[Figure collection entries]
▼

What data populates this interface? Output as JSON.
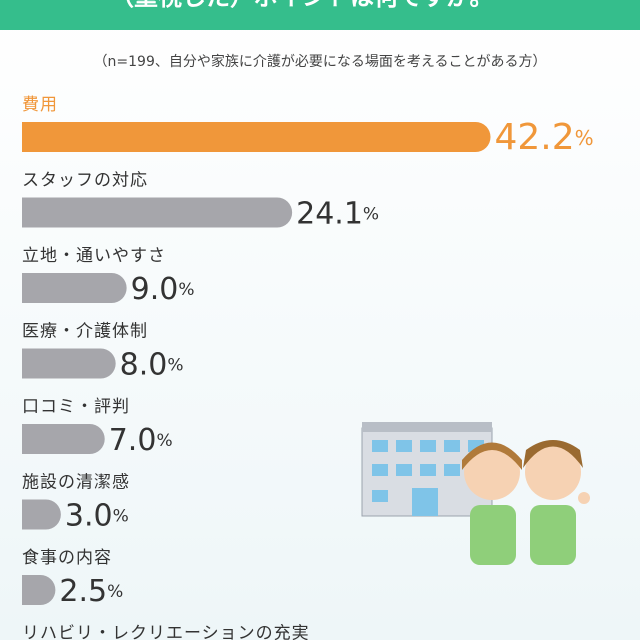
{
  "chart_data": {
    "type": "bar",
    "orientation": "horizontal",
    "title": "（重視した）ポイントは何ですか。",
    "subtitle": "（n=199、自分や家族に介護が必要になる場面を考えることがある方）",
    "categories": [
      "費用",
      "スタッフの対応",
      "立地・通いやすさ",
      "医療・介護体制",
      "口コミ・評判",
      "施設の清潔感",
      "食事の内容",
      "リハビリ・レクリエーションの充実"
    ],
    "values": [
      42.2,
      24.1,
      9.0,
      8.0,
      7.0,
      3.0,
      2.5,
      null
    ],
    "value_labels": [
      "42.2%",
      "24.1%",
      "9.0%",
      "8.0%",
      "7.0%",
      "3.0%",
      "2.5%",
      null
    ],
    "colors": [
      "#f0973a",
      "#a6a6ab",
      "#a6a6ab",
      "#a6a6ab",
      "#a6a6ab",
      "#a6a6ab",
      "#a6a6ab",
      "#a6a6ab"
    ],
    "label_colors": [
      "#f0973a",
      "#333333",
      "#333333",
      "#333333",
      "#333333",
      "#333333",
      "#333333",
      "#333333"
    ]
  }
}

▲

What is required: Output the data exactly. Pictures don't belong in the result.

Task solution:
What data populates this interface? Output as JSON.
{
  "chart_data": {
    "type": "bar",
    "orientation": "horizontal",
    "title": "（重視した）ポイントは何ですか。",
    "subtitle": "（n=199、自分や家族に介護が必要になる場面を考えることがある方）",
    "categories": [
      "費用",
      "スタッフの対応",
      "立地・通いやすさ",
      "医療・介護体制",
      "口コミ・評判",
      "施設の清潔感",
      "食事の内容",
      "リハビリ・レクリエーションの充実"
    ],
    "values": [
      42.2,
      24.1,
      9.0,
      8.0,
      7.0,
      3.0,
      2.5,
      null
    ],
    "value_labels": [
      "42.2%",
      "24.1%",
      "9.0%",
      "8.0%",
      "7.0%",
      "3.0%",
      "2.5%",
      null
    ],
    "colors": [
      "#f0973a",
      "#a6a6ab",
      "#a6a6ab",
      "#a6a6ab",
      "#a6a6ab",
      "#a6a6ab",
      "#a6a6ab",
      "#a6a6ab"
    ],
    "label_colors": [
      "#f0973a",
      "#333333",
      "#333333",
      "#333333",
      "#333333",
      "#333333",
      "#333333",
      "#333333"
    ]
  }
}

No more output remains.